START

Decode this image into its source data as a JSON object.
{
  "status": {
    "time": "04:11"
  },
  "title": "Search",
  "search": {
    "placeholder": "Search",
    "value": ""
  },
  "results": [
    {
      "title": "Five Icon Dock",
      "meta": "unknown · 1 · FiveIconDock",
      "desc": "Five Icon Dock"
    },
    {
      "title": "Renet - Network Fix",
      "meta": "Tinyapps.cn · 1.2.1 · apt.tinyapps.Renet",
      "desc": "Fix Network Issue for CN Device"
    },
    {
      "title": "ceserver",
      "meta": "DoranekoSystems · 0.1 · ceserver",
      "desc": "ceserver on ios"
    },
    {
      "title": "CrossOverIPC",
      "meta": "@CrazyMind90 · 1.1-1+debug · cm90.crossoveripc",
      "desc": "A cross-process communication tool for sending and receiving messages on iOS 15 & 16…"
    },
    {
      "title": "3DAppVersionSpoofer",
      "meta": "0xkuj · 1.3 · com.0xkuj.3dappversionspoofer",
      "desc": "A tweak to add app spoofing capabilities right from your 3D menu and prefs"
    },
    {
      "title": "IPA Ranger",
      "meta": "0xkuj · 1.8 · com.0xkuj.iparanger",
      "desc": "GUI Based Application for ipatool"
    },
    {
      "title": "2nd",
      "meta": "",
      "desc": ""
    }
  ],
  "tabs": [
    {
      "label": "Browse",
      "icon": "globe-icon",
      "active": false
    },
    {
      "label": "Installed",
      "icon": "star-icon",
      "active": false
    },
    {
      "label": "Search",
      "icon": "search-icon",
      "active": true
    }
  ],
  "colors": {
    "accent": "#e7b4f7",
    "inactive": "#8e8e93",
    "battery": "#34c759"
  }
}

END

• GOAL:
Go through the listing and copy all of it exactly.

• SOLUTION FOR THIS TASK:
Decode this image into its source data as a JSON object.
{
  "status": {
    "time": "04:11"
  },
  "title": "Search",
  "search": {
    "placeholder": "Search",
    "value": ""
  },
  "results": [
    {
      "title": "Five Icon Dock",
      "meta": "unknown · 1 · FiveIconDock",
      "desc": "Five Icon Dock"
    },
    {
      "title": "Renet - Network Fix",
      "meta": "Tinyapps.cn · 1.2.1 · apt.tinyapps.Renet",
      "desc": "Fix Network Issue for CN Device"
    },
    {
      "title": "ceserver",
      "meta": "DoranekoSystems · 0.1 · ceserver",
      "desc": "ceserver on ios"
    },
    {
      "title": "CrossOverIPC",
      "meta": "@CrazyMind90 · 1.1-1+debug · cm90.crossoveripc",
      "desc": "A cross-process communication tool for sending and receiving messages on iOS 15 & 16…"
    },
    {
      "title": "3DAppVersionSpoofer",
      "meta": "0xkuj · 1.3 · com.0xkuj.3dappversionspoofer",
      "desc": "A tweak to add app spoofing capabilities right from your 3D menu and prefs"
    },
    {
      "title": "IPA Ranger",
      "meta": "0xkuj · 1.8 · com.0xkuj.iparanger",
      "desc": "GUI Based Application for ipatool"
    },
    {
      "title": "2nd",
      "meta": "",
      "desc": ""
    }
  ],
  "tabs": [
    {
      "label": "Browse",
      "icon": "globe-icon",
      "active": false
    },
    {
      "label": "Installed",
      "icon": "star-icon",
      "active": false
    },
    {
      "label": "Search",
      "icon": "search-icon",
      "active": true
    }
  ],
  "colors": {
    "accent": "#e7b4f7",
    "inactive": "#8e8e93",
    "battery": "#34c759"
  }
}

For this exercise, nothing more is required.